§ EXERCISE DESCRIPTION:
Pictures aside, quote the whole listing exactly.

Figure content listings:
## Begin
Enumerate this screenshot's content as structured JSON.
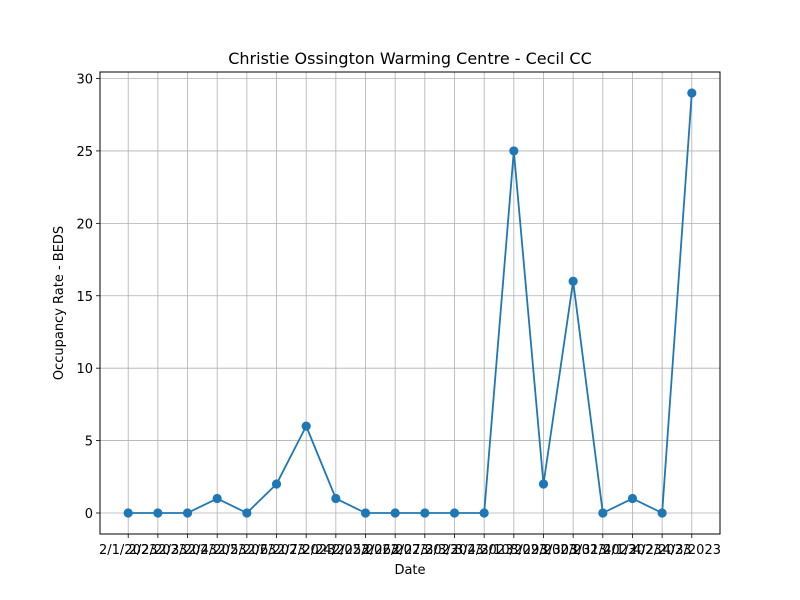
{
  "chart_data": {
    "type": "line",
    "title": "Christie Ossington Warming Centre - Cecil CC",
    "xlabel": "Date",
    "ylabel": "Occupancy Rate - BEDS",
    "categories": [
      "2/1/2023",
      "2/2/2023",
      "2/3/2023",
      "2/4/2023",
      "2/5/2023",
      "2/6/2023",
      "2/7/2023",
      "2/24/2023",
      "2/25/2023",
      "2/26/2023",
      "2/27/2023",
      "3/3/2023",
      "3/4/2023",
      "3/10/2023",
      "3/29/2023",
      "3/30/2023",
      "3/31/2023",
      "4/1/2023",
      "4/2/2023",
      "4/3/2023"
    ],
    "series": [
      {
        "values": [
          0,
          0,
          0,
          1,
          0,
          2,
          6,
          1,
          0,
          0,
          0,
          0,
          0,
          25,
          2,
          16,
          0,
          1,
          0,
          29
        ],
        "color": "#1f77b4"
      }
    ],
    "ylim": [
      -1.45,
      30.45
    ],
    "yticks": [
      0,
      5,
      10,
      15,
      20,
      25,
      30
    ],
    "grid": true
  }
}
## End
§ OUTPUT FOR THIS TASK:
Enumerate this screenshot's content as structured JSON.
{
  "chart_data": {
    "type": "line",
    "title": "Christie Ossington Warming Centre - Cecil CC",
    "xlabel": "Date",
    "ylabel": "Occupancy Rate - BEDS",
    "categories": [
      "2/1/2023",
      "2/2/2023",
      "2/3/2023",
      "2/4/2023",
      "2/5/2023",
      "2/6/2023",
      "2/7/2023",
      "2/24/2023",
      "2/25/2023",
      "2/26/2023",
      "2/27/2023",
      "3/3/2023",
      "3/4/2023",
      "3/10/2023",
      "3/29/2023",
      "3/30/2023",
      "3/31/2023",
      "4/1/2023",
      "4/2/2023",
      "4/3/2023"
    ],
    "series": [
      {
        "values": [
          0,
          0,
          0,
          1,
          0,
          2,
          6,
          1,
          0,
          0,
          0,
          0,
          0,
          25,
          2,
          16,
          0,
          1,
          0,
          29
        ],
        "color": "#1f77b4"
      }
    ],
    "ylim": [
      -1.45,
      30.45
    ],
    "yticks": [
      0,
      5,
      10,
      15,
      20,
      25,
      30
    ],
    "grid": true
  }
}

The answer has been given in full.